> [DATA LINES]:
-=-=-=-=-

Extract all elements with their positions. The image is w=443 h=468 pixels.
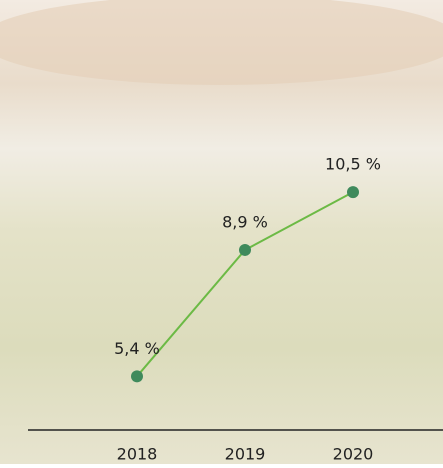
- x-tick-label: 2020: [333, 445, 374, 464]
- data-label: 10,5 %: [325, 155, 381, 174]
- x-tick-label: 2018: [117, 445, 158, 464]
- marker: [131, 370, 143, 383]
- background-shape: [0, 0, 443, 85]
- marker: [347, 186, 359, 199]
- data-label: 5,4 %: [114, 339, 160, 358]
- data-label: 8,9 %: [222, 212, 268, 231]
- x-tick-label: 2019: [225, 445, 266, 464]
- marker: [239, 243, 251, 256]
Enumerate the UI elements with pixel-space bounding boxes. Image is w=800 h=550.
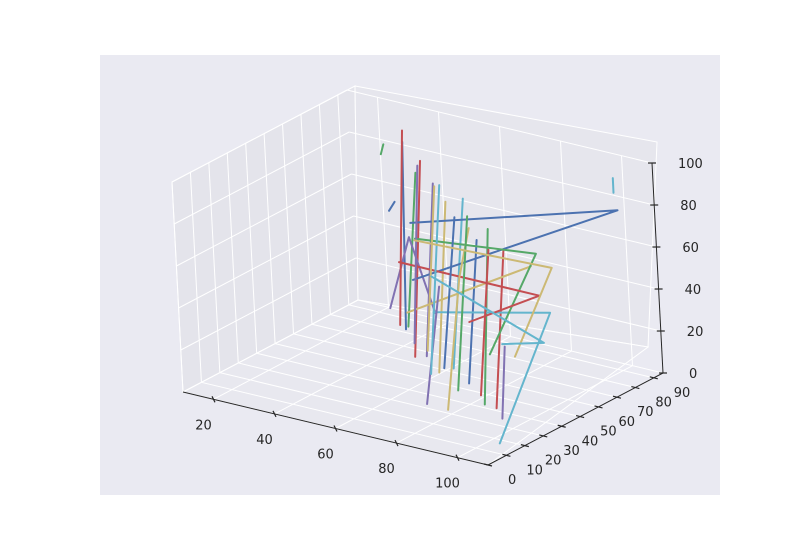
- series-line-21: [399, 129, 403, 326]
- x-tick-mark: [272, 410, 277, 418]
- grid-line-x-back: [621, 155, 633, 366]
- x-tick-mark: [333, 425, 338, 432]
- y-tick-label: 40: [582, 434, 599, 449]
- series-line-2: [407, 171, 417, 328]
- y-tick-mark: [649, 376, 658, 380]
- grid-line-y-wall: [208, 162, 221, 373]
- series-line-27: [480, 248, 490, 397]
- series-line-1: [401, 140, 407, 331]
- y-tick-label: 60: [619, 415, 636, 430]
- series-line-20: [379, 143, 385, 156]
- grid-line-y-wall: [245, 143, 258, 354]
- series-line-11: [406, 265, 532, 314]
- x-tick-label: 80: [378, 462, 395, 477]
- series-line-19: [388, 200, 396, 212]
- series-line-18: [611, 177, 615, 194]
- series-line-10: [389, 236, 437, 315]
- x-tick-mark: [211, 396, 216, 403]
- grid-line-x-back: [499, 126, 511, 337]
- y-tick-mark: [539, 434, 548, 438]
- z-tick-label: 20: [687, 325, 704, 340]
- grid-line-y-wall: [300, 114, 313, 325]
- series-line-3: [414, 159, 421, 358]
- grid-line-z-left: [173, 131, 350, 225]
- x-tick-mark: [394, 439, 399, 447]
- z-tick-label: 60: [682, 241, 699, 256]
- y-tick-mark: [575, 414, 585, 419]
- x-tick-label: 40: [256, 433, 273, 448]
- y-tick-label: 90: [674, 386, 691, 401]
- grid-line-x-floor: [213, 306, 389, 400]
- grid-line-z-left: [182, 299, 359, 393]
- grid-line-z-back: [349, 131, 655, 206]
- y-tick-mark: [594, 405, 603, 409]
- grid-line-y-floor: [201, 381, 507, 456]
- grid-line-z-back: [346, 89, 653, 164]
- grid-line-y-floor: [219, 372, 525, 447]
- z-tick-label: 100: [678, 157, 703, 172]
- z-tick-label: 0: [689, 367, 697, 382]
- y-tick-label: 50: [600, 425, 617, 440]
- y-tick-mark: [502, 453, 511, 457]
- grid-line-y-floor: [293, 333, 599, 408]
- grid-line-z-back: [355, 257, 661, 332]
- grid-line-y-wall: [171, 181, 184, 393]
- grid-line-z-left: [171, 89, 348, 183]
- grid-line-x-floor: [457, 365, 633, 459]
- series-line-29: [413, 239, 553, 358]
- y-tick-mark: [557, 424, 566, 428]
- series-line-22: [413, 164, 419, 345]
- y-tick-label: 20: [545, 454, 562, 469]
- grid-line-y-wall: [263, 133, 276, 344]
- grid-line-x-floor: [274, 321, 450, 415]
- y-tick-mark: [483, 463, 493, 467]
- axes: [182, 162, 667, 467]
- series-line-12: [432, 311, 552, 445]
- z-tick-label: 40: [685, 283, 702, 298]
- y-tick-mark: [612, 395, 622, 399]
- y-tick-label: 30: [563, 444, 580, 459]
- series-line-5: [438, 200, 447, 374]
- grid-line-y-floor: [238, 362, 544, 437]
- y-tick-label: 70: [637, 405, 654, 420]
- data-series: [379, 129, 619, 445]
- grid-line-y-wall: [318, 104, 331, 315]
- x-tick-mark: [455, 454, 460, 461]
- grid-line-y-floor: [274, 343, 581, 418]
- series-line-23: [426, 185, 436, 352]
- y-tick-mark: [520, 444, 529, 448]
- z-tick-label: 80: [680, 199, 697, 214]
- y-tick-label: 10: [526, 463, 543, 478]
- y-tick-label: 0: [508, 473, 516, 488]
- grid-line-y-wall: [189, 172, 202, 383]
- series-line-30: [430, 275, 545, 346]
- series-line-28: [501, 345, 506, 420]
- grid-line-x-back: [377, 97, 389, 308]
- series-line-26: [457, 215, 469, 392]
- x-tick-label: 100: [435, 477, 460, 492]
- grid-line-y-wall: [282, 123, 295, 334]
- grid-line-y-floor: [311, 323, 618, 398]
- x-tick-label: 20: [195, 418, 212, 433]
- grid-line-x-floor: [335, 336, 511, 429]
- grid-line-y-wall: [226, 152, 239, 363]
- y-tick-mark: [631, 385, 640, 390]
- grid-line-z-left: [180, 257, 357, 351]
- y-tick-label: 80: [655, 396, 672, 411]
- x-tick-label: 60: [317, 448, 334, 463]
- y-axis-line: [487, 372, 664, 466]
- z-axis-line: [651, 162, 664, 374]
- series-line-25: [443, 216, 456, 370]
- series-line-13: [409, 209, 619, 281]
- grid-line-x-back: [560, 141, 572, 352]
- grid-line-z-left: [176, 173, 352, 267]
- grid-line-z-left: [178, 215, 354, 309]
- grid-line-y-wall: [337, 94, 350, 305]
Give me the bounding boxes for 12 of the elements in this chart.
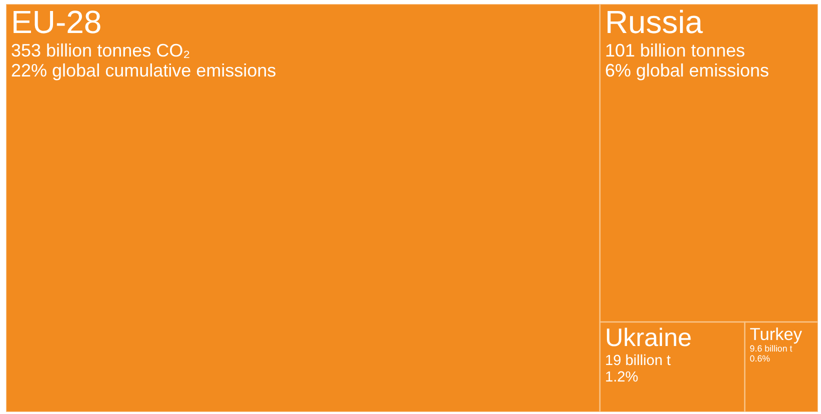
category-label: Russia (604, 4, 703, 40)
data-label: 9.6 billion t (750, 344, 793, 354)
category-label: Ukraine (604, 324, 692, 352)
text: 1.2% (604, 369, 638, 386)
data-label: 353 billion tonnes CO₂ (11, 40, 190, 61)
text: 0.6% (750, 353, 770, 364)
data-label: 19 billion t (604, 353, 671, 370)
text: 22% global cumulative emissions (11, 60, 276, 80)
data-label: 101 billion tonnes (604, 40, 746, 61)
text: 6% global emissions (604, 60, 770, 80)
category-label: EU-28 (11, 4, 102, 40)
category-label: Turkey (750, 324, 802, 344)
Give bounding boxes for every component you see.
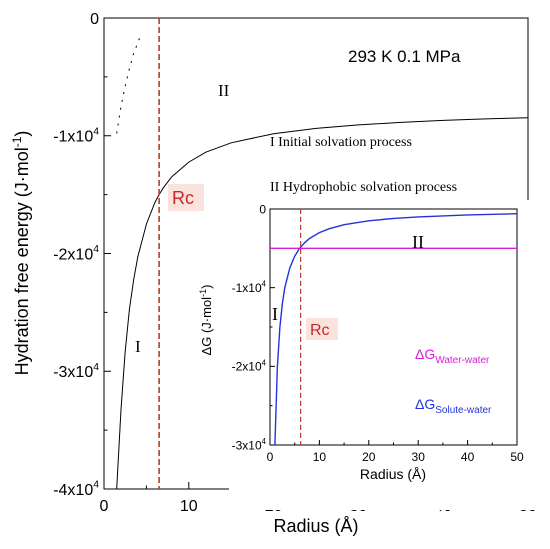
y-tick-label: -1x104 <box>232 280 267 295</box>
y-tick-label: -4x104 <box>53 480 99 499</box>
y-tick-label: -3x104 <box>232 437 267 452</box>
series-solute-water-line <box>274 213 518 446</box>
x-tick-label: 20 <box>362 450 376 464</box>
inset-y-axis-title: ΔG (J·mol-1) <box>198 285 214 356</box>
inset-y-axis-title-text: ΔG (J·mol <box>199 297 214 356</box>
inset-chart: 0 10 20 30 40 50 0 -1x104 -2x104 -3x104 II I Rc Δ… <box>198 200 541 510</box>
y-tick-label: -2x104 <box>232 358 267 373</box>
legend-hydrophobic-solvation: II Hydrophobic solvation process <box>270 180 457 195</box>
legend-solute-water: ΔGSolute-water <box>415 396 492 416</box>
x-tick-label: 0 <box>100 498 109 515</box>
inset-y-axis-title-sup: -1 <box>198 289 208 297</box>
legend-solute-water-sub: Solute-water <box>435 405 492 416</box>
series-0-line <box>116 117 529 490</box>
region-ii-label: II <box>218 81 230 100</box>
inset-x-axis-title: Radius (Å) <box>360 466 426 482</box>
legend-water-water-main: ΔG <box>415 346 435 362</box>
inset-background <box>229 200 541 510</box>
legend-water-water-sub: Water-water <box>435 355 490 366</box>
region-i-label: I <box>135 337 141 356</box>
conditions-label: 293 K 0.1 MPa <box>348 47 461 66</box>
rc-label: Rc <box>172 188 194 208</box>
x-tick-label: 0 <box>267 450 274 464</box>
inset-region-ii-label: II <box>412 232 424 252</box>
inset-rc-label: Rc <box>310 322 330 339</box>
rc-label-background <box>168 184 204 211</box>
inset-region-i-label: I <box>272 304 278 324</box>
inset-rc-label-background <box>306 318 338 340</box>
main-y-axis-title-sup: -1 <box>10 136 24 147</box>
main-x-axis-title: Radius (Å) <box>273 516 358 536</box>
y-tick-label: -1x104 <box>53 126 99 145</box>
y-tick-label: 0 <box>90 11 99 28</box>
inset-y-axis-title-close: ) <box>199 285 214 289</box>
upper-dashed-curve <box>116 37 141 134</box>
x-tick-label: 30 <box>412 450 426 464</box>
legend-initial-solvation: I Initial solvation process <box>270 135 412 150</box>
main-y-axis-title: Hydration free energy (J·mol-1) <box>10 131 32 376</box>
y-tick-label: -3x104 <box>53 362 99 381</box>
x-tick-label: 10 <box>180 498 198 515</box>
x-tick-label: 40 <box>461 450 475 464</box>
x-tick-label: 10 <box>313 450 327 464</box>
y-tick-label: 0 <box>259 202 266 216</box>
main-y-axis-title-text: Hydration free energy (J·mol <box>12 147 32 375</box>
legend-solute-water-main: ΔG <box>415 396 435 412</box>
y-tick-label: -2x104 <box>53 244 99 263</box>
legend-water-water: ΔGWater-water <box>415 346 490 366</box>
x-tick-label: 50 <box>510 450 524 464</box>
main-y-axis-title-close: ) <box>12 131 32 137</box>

-=-=-=-=-

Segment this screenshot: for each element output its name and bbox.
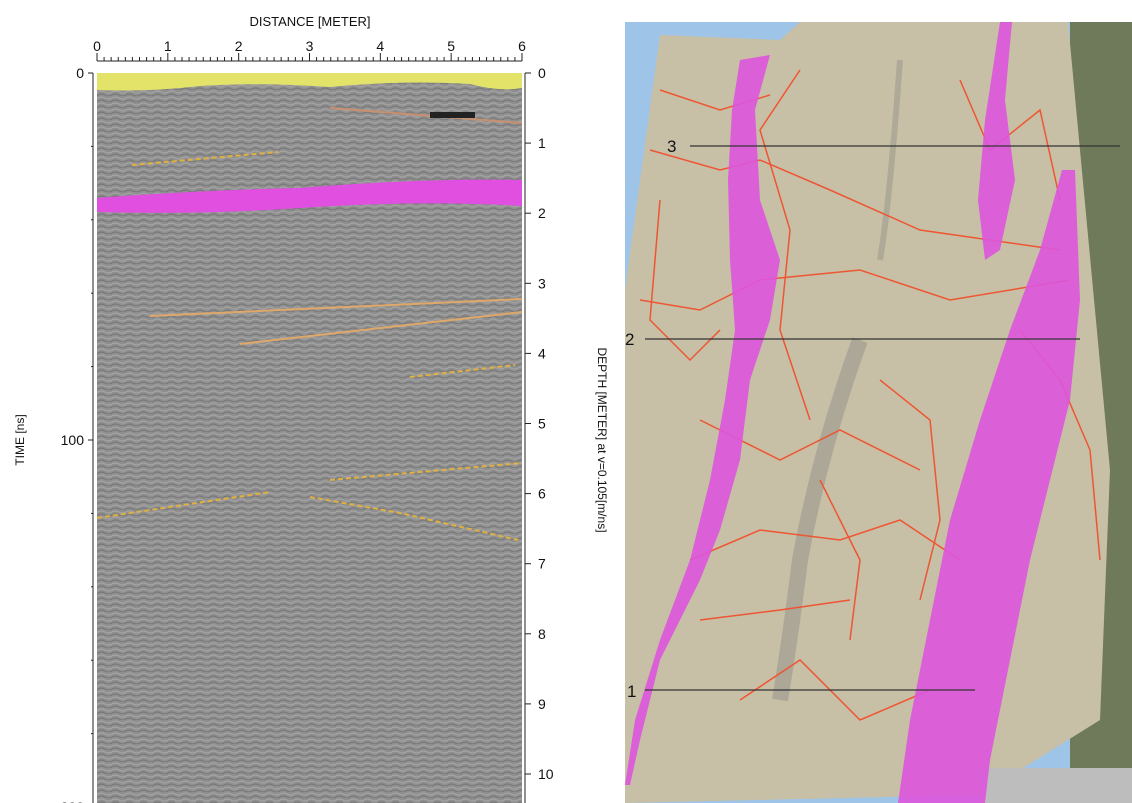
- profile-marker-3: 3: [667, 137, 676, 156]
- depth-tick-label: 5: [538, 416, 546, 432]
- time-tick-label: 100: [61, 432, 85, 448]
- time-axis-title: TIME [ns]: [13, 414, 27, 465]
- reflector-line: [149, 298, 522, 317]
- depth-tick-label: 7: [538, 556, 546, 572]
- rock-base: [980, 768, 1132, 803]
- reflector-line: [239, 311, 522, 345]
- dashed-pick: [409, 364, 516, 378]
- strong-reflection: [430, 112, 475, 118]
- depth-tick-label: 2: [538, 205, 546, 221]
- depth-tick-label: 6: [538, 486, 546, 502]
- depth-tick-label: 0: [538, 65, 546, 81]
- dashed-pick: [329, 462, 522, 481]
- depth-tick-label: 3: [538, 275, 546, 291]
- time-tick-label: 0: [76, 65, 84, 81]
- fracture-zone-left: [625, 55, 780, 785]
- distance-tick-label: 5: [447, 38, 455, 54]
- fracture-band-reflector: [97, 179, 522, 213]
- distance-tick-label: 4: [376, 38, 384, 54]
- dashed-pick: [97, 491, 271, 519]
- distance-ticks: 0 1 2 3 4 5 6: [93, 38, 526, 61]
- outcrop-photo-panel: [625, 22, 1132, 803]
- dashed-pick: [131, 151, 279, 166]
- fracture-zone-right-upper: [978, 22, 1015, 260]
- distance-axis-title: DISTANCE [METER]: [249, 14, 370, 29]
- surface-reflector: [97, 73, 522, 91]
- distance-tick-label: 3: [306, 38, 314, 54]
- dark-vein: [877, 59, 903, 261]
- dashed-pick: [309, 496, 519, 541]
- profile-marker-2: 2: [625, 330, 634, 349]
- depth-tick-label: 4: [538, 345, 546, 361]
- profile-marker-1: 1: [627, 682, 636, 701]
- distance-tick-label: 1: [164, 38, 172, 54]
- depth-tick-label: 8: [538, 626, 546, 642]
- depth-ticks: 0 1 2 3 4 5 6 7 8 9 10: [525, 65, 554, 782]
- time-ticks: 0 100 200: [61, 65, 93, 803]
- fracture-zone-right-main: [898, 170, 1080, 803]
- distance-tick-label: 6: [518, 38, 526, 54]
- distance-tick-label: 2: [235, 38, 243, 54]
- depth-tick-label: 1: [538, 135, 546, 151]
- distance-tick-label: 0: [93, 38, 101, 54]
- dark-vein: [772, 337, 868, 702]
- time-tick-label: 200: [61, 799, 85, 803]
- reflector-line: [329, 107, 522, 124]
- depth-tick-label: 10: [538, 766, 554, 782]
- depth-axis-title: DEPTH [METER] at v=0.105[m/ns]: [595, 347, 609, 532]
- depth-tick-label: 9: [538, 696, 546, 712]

-=-=-=-=-

> [GOAL]: Copy out the items from the line containing "category-label: Russia (604, 4, 703, 40)" through the line containing "text: 6% global emissions (604, 60, 770, 80)", exactly as they appear.

> [THE REPLY]:
category-label: Russia (604, 4, 703, 40)
data-label: 9.6 billion t (750, 344, 793, 354)
category-label: Ukraine (604, 324, 692, 352)
text: 1.2% (604, 369, 638, 386)
data-label: 353 billion tonnes CO₂ (11, 40, 190, 61)
text: 0.6% (750, 353, 770, 364)
data-label: 19 billion t (604, 353, 671, 370)
text: 22% global cumulative emissions (11, 60, 276, 80)
data-label: 101 billion tonnes (604, 40, 746, 61)
text: 6% global emissions (604, 60, 770, 80)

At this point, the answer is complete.